Figure collection entries:

━━━━━━━━━━

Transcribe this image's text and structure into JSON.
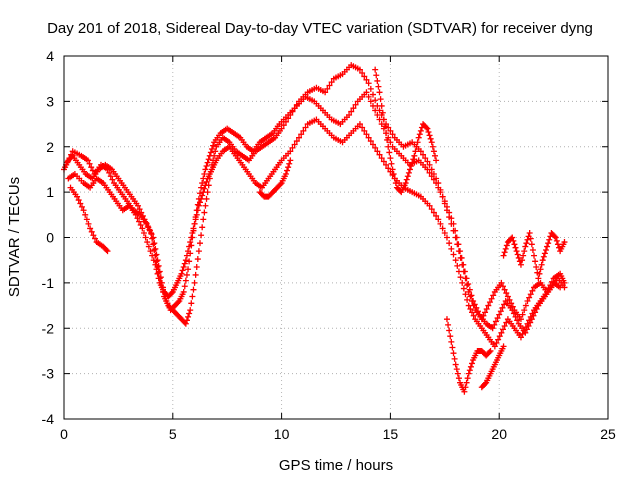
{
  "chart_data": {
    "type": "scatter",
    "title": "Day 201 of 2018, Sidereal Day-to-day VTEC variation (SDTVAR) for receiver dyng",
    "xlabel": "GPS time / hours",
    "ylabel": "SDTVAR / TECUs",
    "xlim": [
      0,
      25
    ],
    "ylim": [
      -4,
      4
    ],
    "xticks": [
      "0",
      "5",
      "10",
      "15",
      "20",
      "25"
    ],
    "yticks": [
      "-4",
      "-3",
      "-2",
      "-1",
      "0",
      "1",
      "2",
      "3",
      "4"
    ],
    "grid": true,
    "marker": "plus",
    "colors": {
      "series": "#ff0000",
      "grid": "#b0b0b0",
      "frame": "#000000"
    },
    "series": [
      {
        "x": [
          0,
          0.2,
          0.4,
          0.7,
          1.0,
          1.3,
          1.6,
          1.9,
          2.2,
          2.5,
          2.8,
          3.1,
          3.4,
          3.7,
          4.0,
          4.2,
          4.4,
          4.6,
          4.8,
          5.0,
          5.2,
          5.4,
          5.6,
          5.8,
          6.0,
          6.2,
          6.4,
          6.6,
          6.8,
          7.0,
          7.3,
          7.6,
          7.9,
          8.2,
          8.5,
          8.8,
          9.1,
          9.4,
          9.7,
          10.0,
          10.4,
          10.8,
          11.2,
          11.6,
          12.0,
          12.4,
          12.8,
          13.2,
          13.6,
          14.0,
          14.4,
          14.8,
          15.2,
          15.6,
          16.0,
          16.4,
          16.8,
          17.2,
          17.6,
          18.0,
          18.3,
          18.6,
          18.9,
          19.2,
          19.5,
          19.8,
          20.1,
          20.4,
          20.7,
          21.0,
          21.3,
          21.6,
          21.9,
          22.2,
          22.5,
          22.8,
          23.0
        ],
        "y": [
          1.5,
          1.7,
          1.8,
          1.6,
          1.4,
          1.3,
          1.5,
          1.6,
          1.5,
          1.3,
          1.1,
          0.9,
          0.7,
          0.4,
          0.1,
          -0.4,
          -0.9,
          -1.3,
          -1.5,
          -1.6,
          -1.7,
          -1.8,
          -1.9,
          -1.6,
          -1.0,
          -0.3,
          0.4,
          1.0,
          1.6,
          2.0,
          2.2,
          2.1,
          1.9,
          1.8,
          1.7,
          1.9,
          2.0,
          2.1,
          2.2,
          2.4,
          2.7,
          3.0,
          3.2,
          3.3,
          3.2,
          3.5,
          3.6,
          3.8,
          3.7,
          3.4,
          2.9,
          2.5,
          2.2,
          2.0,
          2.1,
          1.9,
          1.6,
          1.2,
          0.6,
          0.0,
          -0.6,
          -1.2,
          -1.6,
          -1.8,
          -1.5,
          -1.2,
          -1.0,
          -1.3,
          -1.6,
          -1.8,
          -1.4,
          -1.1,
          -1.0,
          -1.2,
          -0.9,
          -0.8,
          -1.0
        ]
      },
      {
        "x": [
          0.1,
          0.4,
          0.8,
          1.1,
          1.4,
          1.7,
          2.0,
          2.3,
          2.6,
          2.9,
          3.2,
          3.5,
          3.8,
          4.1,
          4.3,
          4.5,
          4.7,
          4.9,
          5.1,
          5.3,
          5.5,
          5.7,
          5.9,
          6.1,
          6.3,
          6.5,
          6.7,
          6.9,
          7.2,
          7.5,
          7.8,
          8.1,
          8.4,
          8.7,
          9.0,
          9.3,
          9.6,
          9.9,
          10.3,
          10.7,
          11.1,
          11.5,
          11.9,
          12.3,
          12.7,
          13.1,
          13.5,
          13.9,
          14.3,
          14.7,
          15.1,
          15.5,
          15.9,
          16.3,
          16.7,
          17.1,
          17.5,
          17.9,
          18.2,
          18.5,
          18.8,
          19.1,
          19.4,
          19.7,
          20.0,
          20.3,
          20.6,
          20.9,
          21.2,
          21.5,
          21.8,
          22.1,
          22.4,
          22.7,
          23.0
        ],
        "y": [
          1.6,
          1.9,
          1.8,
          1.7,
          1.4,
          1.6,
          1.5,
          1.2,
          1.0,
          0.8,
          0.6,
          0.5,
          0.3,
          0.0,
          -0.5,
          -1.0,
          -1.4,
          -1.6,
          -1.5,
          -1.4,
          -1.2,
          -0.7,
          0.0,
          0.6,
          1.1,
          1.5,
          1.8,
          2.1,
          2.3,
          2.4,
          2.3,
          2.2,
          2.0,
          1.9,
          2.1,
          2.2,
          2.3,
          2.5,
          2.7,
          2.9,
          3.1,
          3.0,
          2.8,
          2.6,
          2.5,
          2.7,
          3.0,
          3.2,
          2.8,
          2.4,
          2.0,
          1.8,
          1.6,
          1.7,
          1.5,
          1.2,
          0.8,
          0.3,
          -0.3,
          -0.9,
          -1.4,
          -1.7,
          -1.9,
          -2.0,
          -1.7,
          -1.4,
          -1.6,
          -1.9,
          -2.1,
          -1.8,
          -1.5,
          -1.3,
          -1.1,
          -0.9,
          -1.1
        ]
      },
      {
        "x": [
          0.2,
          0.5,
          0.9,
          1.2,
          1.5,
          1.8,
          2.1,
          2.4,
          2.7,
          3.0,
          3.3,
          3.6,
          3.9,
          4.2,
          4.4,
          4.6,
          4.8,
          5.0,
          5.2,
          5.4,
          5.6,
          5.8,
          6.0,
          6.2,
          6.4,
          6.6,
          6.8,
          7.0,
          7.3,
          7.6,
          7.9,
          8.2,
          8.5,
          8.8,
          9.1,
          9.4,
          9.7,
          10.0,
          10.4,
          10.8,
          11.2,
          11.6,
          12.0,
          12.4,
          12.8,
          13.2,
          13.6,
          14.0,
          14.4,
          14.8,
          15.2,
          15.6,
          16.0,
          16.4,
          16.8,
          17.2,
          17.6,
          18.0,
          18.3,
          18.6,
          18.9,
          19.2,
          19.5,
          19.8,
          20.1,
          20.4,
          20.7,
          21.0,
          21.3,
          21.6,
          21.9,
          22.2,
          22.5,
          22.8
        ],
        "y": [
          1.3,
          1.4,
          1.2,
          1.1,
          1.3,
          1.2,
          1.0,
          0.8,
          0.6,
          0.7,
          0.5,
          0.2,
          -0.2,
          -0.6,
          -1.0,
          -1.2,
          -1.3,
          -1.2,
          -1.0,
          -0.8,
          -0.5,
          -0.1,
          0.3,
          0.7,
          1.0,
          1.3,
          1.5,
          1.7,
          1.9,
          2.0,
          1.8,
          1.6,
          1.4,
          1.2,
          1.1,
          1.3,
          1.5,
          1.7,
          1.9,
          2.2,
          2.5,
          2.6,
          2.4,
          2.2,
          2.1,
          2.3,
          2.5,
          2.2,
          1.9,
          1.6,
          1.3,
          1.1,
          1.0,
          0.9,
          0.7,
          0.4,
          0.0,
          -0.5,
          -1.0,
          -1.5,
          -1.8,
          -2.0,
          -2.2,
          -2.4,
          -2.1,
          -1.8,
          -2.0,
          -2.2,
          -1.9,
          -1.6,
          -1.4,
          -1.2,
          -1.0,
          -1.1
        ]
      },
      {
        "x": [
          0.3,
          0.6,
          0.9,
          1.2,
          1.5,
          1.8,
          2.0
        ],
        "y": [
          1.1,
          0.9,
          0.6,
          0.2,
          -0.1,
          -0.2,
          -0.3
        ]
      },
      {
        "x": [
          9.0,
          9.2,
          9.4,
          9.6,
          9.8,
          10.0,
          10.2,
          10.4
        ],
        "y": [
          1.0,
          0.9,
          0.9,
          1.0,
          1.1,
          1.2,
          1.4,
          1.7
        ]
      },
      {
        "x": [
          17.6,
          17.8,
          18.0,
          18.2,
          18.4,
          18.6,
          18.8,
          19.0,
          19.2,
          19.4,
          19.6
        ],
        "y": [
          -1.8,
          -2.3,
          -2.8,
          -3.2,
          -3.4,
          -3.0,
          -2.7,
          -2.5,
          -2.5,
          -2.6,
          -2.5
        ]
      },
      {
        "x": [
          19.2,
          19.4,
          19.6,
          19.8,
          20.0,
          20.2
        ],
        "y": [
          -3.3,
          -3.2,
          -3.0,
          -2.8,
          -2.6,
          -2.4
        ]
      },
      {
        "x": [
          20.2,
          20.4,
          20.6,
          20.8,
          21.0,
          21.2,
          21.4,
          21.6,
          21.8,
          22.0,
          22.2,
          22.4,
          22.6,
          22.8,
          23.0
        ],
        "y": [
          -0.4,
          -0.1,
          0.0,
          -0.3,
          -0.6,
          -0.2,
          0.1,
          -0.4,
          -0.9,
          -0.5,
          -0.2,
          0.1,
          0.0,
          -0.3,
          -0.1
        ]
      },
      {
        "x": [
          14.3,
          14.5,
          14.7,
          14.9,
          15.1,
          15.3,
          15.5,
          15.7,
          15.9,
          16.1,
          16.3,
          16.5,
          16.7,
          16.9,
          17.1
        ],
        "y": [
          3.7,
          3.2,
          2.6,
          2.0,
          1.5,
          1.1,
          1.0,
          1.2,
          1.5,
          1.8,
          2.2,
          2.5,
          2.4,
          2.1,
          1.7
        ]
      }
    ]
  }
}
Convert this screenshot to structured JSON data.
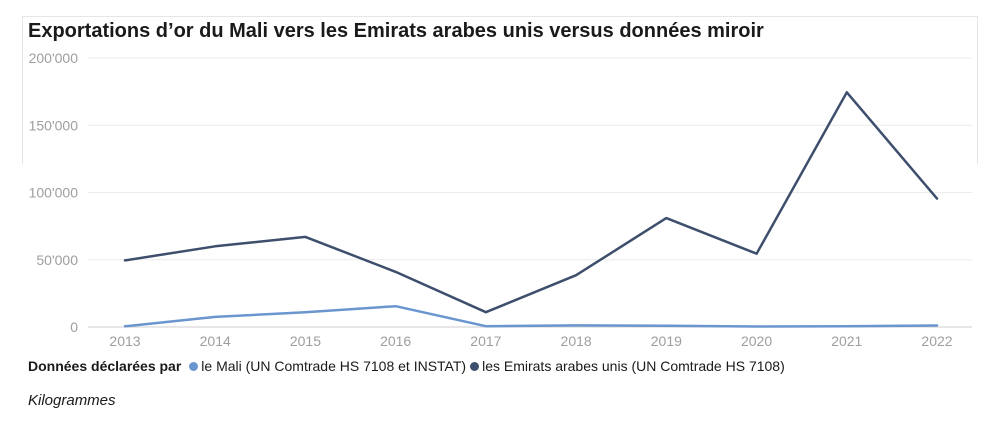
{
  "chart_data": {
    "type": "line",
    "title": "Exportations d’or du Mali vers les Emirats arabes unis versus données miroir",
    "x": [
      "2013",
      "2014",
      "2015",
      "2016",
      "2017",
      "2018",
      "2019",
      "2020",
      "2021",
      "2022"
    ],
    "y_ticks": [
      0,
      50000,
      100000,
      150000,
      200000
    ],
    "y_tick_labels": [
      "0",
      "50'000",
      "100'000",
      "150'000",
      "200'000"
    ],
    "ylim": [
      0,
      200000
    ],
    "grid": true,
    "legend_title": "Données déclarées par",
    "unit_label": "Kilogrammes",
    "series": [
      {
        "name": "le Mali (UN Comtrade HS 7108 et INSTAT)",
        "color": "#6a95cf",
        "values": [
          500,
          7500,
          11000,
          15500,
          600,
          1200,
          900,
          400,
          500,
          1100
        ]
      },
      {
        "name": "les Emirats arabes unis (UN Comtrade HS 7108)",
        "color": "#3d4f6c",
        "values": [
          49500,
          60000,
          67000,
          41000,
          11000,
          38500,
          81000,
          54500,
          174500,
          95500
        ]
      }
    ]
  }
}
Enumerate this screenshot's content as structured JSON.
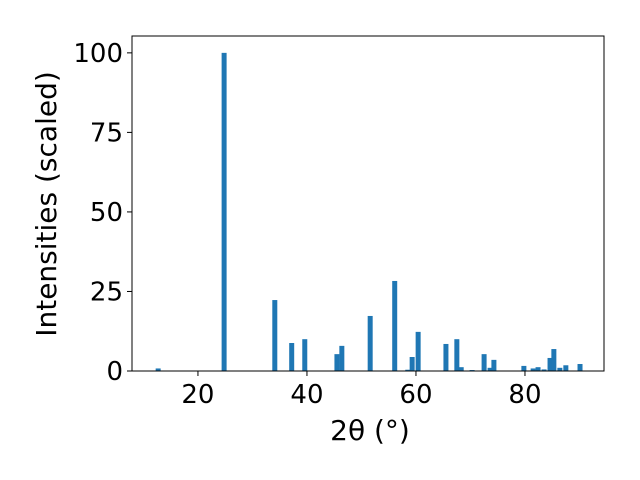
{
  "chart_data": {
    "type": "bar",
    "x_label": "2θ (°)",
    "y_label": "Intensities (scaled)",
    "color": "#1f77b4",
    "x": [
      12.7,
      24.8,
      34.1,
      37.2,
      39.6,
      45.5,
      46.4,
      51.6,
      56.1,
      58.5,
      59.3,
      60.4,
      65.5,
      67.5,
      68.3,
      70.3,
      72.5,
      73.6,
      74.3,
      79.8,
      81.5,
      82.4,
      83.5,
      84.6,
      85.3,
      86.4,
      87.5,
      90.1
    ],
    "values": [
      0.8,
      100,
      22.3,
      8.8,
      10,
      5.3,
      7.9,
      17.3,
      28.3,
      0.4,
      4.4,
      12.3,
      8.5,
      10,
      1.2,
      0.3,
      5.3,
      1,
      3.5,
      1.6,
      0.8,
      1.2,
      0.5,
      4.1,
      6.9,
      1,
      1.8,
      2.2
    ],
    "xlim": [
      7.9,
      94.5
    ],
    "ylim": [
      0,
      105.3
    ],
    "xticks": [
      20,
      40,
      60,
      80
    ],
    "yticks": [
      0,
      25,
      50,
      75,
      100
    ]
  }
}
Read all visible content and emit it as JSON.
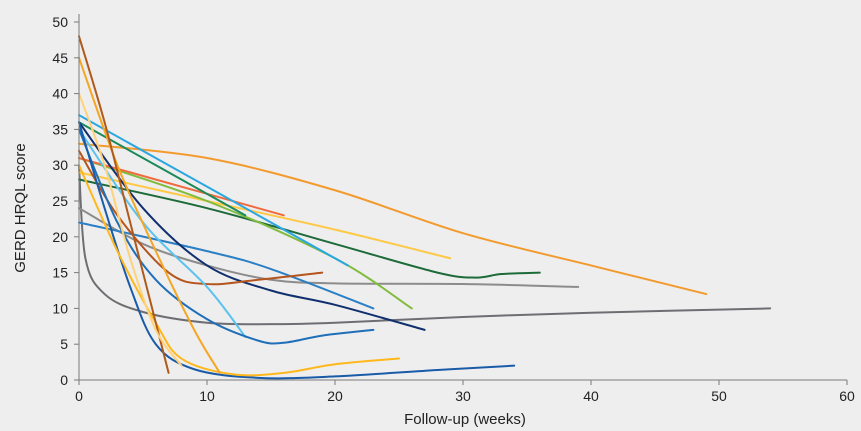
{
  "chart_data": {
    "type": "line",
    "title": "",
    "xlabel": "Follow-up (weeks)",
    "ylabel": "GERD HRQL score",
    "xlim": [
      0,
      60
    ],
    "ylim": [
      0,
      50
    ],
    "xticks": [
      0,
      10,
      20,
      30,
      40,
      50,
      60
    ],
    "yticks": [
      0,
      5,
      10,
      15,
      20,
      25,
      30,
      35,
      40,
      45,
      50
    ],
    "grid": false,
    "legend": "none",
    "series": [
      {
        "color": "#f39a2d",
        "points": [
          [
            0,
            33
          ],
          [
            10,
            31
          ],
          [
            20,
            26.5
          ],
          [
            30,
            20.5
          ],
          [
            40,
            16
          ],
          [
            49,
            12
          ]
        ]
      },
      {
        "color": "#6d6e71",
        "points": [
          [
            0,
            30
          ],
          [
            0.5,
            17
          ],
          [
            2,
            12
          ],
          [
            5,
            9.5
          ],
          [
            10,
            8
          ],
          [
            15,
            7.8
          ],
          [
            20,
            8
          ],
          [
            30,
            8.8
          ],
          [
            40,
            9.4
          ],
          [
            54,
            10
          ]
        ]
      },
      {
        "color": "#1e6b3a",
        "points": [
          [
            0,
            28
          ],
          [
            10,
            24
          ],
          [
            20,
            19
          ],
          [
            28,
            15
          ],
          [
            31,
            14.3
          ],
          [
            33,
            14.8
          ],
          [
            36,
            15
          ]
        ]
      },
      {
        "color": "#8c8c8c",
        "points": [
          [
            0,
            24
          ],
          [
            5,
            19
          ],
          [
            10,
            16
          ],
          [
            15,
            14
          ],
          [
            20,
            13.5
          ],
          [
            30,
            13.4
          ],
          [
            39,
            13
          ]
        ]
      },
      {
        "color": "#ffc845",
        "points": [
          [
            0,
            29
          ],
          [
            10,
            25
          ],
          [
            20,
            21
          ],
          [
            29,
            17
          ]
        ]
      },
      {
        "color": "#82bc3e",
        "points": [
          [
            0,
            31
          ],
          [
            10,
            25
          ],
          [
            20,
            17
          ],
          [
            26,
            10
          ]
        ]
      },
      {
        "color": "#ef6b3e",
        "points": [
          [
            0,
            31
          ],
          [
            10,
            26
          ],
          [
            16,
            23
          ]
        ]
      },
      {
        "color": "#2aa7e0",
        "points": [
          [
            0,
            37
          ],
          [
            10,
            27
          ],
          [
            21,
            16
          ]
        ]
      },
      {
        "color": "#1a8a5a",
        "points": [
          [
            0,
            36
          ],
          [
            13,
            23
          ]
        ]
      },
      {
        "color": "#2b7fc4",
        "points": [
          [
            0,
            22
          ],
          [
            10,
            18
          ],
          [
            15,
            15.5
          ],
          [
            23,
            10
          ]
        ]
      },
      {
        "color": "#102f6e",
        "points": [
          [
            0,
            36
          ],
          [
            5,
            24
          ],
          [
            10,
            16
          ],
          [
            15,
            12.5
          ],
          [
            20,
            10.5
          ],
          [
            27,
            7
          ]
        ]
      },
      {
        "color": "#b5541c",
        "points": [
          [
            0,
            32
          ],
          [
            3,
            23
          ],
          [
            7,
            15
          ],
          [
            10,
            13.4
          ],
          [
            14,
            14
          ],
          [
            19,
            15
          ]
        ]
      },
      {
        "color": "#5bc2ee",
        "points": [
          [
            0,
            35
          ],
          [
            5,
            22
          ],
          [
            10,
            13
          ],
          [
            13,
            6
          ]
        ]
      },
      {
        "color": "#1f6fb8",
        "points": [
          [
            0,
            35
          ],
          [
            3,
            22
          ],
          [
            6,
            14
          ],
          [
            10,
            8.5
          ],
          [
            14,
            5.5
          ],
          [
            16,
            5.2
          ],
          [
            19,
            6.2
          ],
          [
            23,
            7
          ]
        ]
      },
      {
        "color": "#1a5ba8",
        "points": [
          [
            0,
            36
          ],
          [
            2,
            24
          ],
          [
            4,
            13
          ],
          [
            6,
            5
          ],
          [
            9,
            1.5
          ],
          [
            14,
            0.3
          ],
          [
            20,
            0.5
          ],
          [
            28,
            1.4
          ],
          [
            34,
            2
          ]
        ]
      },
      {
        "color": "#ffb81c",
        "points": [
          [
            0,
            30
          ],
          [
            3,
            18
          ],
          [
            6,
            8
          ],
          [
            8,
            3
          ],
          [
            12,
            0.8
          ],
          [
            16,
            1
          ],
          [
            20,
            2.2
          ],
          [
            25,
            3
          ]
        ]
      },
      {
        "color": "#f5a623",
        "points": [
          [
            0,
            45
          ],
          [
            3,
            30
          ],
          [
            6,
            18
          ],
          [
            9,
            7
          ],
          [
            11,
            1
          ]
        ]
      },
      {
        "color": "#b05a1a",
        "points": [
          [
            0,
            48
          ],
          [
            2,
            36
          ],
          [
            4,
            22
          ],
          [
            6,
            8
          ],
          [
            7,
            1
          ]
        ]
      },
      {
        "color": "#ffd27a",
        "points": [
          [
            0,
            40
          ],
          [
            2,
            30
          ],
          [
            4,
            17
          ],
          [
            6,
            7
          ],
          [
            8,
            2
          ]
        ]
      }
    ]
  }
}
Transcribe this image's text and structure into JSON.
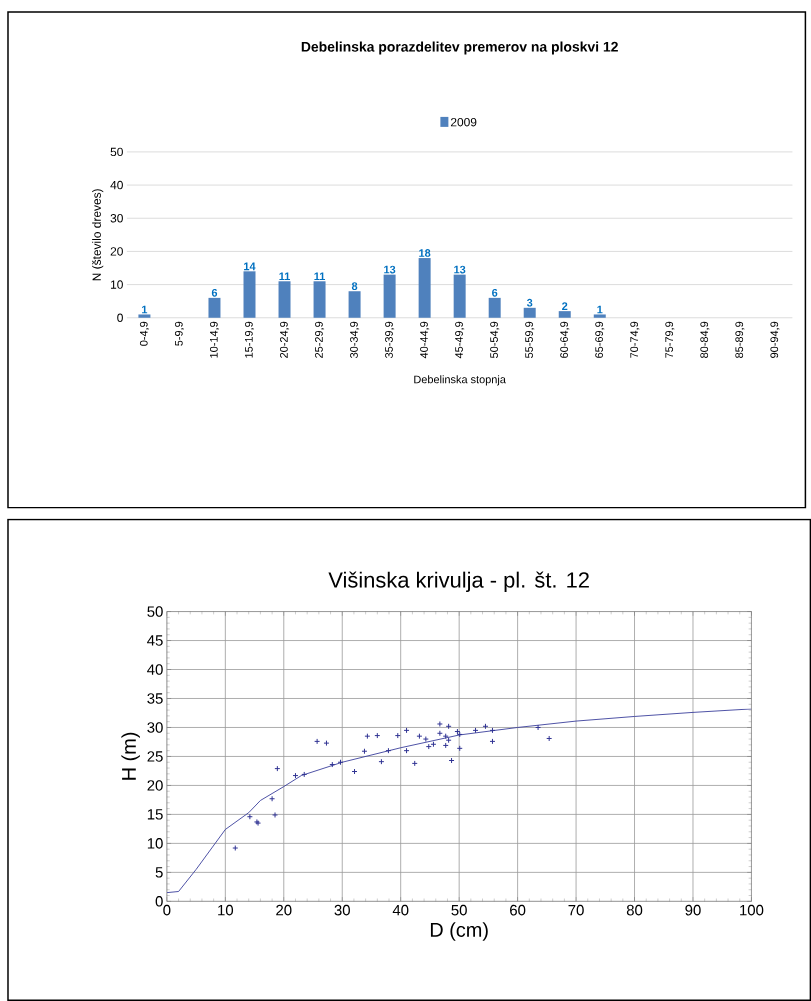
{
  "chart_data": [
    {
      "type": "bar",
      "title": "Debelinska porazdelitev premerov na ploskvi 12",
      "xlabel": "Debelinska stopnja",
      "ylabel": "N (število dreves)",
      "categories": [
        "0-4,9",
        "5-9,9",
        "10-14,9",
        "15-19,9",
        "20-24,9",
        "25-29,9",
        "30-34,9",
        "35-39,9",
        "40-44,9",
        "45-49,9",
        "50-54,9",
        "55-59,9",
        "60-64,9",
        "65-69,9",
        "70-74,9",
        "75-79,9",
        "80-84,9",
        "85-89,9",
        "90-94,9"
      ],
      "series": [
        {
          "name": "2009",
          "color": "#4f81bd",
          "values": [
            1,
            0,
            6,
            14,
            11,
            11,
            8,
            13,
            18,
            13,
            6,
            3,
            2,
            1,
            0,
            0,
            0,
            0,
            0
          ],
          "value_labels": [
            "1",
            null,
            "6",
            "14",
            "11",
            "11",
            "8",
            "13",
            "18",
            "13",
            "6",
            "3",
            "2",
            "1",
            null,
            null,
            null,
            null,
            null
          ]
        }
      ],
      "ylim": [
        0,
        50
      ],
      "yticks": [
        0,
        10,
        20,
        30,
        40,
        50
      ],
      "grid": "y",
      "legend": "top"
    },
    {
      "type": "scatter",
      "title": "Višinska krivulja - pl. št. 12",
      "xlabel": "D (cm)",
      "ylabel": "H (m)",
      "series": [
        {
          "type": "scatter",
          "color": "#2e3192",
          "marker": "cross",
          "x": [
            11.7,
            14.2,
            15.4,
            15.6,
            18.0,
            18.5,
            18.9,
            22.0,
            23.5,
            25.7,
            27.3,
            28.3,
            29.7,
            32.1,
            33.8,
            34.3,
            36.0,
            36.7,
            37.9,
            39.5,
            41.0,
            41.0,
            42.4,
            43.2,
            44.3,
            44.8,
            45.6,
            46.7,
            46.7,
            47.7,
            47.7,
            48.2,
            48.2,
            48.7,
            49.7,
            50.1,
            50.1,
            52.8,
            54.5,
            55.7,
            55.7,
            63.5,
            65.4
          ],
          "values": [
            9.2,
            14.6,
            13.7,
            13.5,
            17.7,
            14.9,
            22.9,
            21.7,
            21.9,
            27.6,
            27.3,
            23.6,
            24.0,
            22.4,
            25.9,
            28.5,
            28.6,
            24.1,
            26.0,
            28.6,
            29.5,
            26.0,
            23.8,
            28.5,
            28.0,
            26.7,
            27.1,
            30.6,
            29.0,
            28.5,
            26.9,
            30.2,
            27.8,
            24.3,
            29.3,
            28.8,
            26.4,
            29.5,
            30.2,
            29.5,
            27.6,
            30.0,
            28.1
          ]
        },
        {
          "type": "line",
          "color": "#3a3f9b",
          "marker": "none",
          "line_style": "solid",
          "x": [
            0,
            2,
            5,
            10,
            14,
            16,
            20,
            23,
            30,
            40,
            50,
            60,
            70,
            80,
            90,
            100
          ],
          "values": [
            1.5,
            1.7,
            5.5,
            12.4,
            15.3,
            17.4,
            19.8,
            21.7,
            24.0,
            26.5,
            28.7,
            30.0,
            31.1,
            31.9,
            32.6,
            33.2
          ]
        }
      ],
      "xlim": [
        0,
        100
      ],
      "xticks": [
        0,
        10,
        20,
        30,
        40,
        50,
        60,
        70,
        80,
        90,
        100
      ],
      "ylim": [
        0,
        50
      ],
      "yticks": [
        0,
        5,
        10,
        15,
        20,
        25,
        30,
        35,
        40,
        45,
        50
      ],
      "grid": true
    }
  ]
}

━━━━━━━━━━

Task requirements = Reproduce each line of the material containing the word "name".

Solution to this problem =
        "name": "le Mali (UN Comtrade HS 7108 et INSTAT)",
        "name": "les Emirats arabes unis (UN Comtrade HS 7108)",
          "name": "2009",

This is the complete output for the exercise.